— RECORDED DATA —
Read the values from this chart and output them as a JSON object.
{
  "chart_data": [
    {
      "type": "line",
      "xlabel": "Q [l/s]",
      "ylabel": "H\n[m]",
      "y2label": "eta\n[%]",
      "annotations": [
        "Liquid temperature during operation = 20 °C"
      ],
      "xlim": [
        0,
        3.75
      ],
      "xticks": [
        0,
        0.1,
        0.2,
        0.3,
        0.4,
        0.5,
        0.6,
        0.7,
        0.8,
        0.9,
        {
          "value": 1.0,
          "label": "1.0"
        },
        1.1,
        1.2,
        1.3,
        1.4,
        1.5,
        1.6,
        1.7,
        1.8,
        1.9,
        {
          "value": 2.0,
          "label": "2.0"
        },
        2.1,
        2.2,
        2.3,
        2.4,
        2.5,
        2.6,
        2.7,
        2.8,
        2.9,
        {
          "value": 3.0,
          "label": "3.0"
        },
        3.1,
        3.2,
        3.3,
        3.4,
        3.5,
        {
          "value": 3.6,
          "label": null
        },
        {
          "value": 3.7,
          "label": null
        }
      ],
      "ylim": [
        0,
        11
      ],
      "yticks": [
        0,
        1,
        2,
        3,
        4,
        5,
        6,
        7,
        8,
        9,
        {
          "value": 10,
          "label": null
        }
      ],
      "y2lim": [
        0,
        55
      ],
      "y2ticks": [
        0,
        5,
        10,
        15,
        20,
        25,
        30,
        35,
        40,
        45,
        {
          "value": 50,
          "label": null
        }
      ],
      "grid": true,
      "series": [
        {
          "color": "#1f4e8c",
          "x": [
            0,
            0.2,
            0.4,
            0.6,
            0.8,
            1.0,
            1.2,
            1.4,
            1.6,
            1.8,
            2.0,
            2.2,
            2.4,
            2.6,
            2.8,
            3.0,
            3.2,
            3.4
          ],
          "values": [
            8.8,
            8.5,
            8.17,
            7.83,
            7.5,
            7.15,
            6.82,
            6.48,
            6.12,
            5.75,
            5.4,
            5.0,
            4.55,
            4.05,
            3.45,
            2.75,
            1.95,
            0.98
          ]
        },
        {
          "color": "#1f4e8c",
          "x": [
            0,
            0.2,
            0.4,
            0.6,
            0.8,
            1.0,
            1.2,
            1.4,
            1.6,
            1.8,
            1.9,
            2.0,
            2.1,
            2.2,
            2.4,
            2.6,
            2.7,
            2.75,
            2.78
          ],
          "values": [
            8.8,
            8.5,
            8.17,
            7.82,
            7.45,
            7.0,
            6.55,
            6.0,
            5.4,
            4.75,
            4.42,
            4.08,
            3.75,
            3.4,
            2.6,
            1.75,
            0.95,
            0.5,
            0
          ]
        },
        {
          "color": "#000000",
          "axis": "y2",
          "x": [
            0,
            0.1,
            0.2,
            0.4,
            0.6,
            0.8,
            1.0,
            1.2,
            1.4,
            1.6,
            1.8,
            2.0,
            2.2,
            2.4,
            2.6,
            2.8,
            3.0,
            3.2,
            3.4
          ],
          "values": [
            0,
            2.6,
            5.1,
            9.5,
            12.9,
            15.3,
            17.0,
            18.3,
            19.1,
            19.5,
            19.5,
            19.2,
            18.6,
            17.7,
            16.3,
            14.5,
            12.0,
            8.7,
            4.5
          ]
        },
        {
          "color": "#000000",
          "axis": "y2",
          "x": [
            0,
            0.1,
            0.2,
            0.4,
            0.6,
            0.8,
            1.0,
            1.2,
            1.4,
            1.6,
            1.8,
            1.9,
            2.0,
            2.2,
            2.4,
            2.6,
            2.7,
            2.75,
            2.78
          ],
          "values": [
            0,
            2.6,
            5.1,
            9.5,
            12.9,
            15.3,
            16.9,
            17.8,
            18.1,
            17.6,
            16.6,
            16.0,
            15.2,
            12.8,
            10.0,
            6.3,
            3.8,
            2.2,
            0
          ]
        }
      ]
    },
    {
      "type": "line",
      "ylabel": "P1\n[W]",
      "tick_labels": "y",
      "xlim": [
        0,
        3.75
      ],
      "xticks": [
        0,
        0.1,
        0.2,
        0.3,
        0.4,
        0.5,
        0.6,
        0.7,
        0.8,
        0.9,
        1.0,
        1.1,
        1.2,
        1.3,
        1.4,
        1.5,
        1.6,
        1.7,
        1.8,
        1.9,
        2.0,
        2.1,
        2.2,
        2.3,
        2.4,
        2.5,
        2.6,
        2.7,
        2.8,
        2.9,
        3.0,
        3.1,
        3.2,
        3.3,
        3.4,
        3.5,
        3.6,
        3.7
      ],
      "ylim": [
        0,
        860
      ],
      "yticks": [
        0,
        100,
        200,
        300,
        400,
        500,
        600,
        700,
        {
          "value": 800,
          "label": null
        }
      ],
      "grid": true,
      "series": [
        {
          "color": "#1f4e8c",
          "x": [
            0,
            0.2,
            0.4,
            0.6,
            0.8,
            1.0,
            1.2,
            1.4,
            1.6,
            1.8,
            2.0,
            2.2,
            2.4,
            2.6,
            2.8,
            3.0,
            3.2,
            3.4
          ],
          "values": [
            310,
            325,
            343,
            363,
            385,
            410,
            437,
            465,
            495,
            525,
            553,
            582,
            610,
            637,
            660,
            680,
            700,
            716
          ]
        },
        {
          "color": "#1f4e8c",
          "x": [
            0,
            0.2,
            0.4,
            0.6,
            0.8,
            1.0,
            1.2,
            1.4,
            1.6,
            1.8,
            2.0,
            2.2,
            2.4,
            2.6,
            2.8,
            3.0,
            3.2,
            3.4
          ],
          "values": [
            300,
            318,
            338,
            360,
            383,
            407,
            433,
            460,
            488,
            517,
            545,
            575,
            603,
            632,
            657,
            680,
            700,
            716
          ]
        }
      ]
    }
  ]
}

— TASK PROMPT —
Above are some records. Print them all exactly.

— FULL OUTPUT —
Read the values from this chart and output them as a JSON object.
{
  "chart_data": [
    {
      "type": "line",
      "xlabel": "Q [l/s]",
      "ylabel": "H\n[m]",
      "y2label": "eta\n[%]",
      "annotations": [
        "Liquid temperature during operation = 20 °C"
      ],
      "xlim": [
        0,
        3.75
      ],
      "xticks": [
        0,
        0.1,
        0.2,
        0.3,
        0.4,
        0.5,
        0.6,
        0.7,
        0.8,
        0.9,
        {
          "value": 1.0,
          "label": "1.0"
        },
        1.1,
        1.2,
        1.3,
        1.4,
        1.5,
        1.6,
        1.7,
        1.8,
        1.9,
        {
          "value": 2.0,
          "label": "2.0"
        },
        2.1,
        2.2,
        2.3,
        2.4,
        2.5,
        2.6,
        2.7,
        2.8,
        2.9,
        {
          "value": 3.0,
          "label": "3.0"
        },
        3.1,
        3.2,
        3.3,
        3.4,
        3.5,
        {
          "value": 3.6,
          "label": null
        },
        {
          "value": 3.7,
          "label": null
        }
      ],
      "ylim": [
        0,
        11
      ],
      "yticks": [
        0,
        1,
        2,
        3,
        4,
        5,
        6,
        7,
        8,
        9,
        {
          "value": 10,
          "label": null
        }
      ],
      "y2lim": [
        0,
        55
      ],
      "y2ticks": [
        0,
        5,
        10,
        15,
        20,
        25,
        30,
        35,
        40,
        45,
        {
          "value": 50,
          "label": null
        }
      ],
      "grid": true,
      "series": [
        {
          "color": "#1f4e8c",
          "x": [
            0,
            0.2,
            0.4,
            0.6,
            0.8,
            1.0,
            1.2,
            1.4,
            1.6,
            1.8,
            2.0,
            2.2,
            2.4,
            2.6,
            2.8,
            3.0,
            3.2,
            3.4
          ],
          "values": [
            8.8,
            8.5,
            8.17,
            7.83,
            7.5,
            7.15,
            6.82,
            6.48,
            6.12,
            5.75,
            5.4,
            5.0,
            4.55,
            4.05,
            3.45,
            2.75,
            1.95,
            0.98
          ]
        },
        {
          "color": "#1f4e8c",
          "x": [
            0,
            0.2,
            0.4,
            0.6,
            0.8,
            1.0,
            1.2,
            1.4,
            1.6,
            1.8,
            1.9,
            2.0,
            2.1,
            2.2,
            2.4,
            2.6,
            2.7,
            2.75,
            2.78
          ],
          "values": [
            8.8,
            8.5,
            8.17,
            7.82,
            7.45,
            7.0,
            6.55,
            6.0,
            5.4,
            4.75,
            4.42,
            4.08,
            3.75,
            3.4,
            2.6,
            1.75,
            0.95,
            0.5,
            0
          ]
        },
        {
          "color": "#000000",
          "axis": "y2",
          "x": [
            0,
            0.1,
            0.2,
            0.4,
            0.6,
            0.8,
            1.0,
            1.2,
            1.4,
            1.6,
            1.8,
            2.0,
            2.2,
            2.4,
            2.6,
            2.8,
            3.0,
            3.2,
            3.4
          ],
          "values": [
            0,
            2.6,
            5.1,
            9.5,
            12.9,
            15.3,
            17.0,
            18.3,
            19.1,
            19.5,
            19.5,
            19.2,
            18.6,
            17.7,
            16.3,
            14.5,
            12.0,
            8.7,
            4.5
          ]
        },
        {
          "color": "#000000",
          "axis": "y2",
          "x": [
            0,
            0.1,
            0.2,
            0.4,
            0.6,
            0.8,
            1.0,
            1.2,
            1.4,
            1.6,
            1.8,
            1.9,
            2.0,
            2.2,
            2.4,
            2.6,
            2.7,
            2.75,
            2.78
          ],
          "values": [
            0,
            2.6,
            5.1,
            9.5,
            12.9,
            15.3,
            16.9,
            17.8,
            18.1,
            17.6,
            16.6,
            16.0,
            15.2,
            12.8,
            10.0,
            6.3,
            3.8,
            2.2,
            0
          ]
        }
      ]
    },
    {
      "type": "line",
      "ylabel": "P1\n[W]",
      "tick_labels": "y",
      "xlim": [
        0,
        3.75
      ],
      "xticks": [
        0,
        0.1,
        0.2,
        0.3,
        0.4,
        0.5,
        0.6,
        0.7,
        0.8,
        0.9,
        1.0,
        1.1,
        1.2,
        1.3,
        1.4,
        1.5,
        1.6,
        1.7,
        1.8,
        1.9,
        2.0,
        2.1,
        2.2,
        2.3,
        2.4,
        2.5,
        2.6,
        2.7,
        2.8,
        2.9,
        3.0,
        3.1,
        3.2,
        3.3,
        3.4,
        3.5,
        3.6,
        3.7
      ],
      "ylim": [
        0,
        860
      ],
      "yticks": [
        0,
        100,
        200,
        300,
        400,
        500,
        600,
        700,
        {
          "value": 800,
          "label": null
        }
      ],
      "grid": true,
      "series": [
        {
          "color": "#1f4e8c",
          "x": [
            0,
            0.2,
            0.4,
            0.6,
            0.8,
            1.0,
            1.2,
            1.4,
            1.6,
            1.8,
            2.0,
            2.2,
            2.4,
            2.6,
            2.8,
            3.0,
            3.2,
            3.4
          ],
          "values": [
            310,
            325,
            343,
            363,
            385,
            410,
            437,
            465,
            495,
            525,
            553,
            582,
            610,
            637,
            660,
            680,
            700,
            716
          ]
        },
        {
          "color": "#1f4e8c",
          "x": [
            0,
            0.2,
            0.4,
            0.6,
            0.8,
            1.0,
            1.2,
            1.4,
            1.6,
            1.8,
            2.0,
            2.2,
            2.4,
            2.6,
            2.8,
            3.0,
            3.2,
            3.4
          ],
          "values": [
            300,
            318,
            338,
            360,
            383,
            407,
            433,
            460,
            488,
            517,
            545,
            575,
            603,
            632,
            657,
            680,
            700,
            716
          ]
        }
      ]
    }
  ]
}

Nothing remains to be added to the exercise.